◆ Instruction ◆
Give the number of lines holding the string "text", and nothing else.

◆ Given entries ◆
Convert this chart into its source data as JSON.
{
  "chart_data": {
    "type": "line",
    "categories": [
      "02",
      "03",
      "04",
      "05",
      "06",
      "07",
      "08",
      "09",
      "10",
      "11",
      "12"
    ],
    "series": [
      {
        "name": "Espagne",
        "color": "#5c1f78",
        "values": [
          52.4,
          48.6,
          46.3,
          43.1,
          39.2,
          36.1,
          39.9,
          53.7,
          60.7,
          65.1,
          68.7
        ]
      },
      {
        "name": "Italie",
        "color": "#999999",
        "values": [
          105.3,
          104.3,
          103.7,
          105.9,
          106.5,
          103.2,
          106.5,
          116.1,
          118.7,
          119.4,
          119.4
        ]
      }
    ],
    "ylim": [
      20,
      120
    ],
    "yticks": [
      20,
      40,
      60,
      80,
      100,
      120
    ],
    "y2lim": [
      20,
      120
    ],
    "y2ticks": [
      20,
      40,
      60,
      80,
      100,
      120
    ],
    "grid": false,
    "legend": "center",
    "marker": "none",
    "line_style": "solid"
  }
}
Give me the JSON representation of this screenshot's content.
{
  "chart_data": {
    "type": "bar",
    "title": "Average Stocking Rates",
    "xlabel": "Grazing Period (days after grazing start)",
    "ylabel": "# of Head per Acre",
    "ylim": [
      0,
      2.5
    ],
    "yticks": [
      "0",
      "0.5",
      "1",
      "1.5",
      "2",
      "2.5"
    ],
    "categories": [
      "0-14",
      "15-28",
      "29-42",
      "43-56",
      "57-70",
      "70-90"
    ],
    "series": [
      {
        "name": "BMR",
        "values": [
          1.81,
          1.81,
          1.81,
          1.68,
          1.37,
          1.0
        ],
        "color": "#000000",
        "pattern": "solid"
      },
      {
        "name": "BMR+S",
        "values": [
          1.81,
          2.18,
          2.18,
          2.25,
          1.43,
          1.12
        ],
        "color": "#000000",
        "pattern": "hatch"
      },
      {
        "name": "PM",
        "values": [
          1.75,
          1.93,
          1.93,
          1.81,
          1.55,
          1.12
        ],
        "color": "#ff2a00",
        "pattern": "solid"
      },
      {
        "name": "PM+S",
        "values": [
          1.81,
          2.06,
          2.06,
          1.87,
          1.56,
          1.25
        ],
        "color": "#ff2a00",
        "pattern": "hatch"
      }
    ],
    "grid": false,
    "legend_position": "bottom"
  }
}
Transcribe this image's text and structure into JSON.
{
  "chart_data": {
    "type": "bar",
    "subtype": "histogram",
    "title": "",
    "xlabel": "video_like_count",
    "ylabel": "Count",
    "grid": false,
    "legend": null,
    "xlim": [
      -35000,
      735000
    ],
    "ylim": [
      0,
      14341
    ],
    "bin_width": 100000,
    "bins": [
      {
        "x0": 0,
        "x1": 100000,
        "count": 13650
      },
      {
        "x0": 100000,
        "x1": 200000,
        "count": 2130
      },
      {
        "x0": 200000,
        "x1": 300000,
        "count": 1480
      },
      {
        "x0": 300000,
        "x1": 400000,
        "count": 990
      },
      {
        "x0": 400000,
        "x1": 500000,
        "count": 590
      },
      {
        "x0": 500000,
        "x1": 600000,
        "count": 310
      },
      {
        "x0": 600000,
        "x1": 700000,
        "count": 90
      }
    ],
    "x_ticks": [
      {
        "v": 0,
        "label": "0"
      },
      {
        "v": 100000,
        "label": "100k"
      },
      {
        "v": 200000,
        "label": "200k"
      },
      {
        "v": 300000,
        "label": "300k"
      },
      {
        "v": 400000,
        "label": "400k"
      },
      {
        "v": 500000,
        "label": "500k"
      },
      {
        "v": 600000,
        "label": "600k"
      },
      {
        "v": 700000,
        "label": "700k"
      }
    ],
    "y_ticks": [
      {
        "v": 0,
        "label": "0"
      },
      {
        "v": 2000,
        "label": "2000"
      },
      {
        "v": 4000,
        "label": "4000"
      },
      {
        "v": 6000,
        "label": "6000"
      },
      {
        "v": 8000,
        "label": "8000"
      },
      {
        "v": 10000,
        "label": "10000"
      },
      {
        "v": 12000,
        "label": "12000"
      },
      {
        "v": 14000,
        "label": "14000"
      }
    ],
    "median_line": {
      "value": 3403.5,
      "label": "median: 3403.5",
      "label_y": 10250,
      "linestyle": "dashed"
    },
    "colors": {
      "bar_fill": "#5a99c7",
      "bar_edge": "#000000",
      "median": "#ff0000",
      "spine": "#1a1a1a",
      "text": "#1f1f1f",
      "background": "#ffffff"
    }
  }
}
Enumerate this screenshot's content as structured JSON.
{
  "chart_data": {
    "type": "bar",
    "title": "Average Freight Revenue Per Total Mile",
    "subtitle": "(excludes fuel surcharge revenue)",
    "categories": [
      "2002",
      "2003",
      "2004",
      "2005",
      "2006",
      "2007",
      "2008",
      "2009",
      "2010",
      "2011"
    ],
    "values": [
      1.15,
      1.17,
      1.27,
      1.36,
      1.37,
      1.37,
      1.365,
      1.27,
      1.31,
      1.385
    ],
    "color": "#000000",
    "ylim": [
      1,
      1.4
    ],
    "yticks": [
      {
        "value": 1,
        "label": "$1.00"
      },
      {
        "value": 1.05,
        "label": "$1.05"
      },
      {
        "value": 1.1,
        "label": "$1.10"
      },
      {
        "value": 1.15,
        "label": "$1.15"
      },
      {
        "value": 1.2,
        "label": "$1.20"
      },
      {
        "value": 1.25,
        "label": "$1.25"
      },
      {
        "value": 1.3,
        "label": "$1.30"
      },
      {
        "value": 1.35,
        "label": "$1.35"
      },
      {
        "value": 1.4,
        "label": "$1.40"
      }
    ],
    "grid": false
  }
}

◆ Result of the exercise ◆
2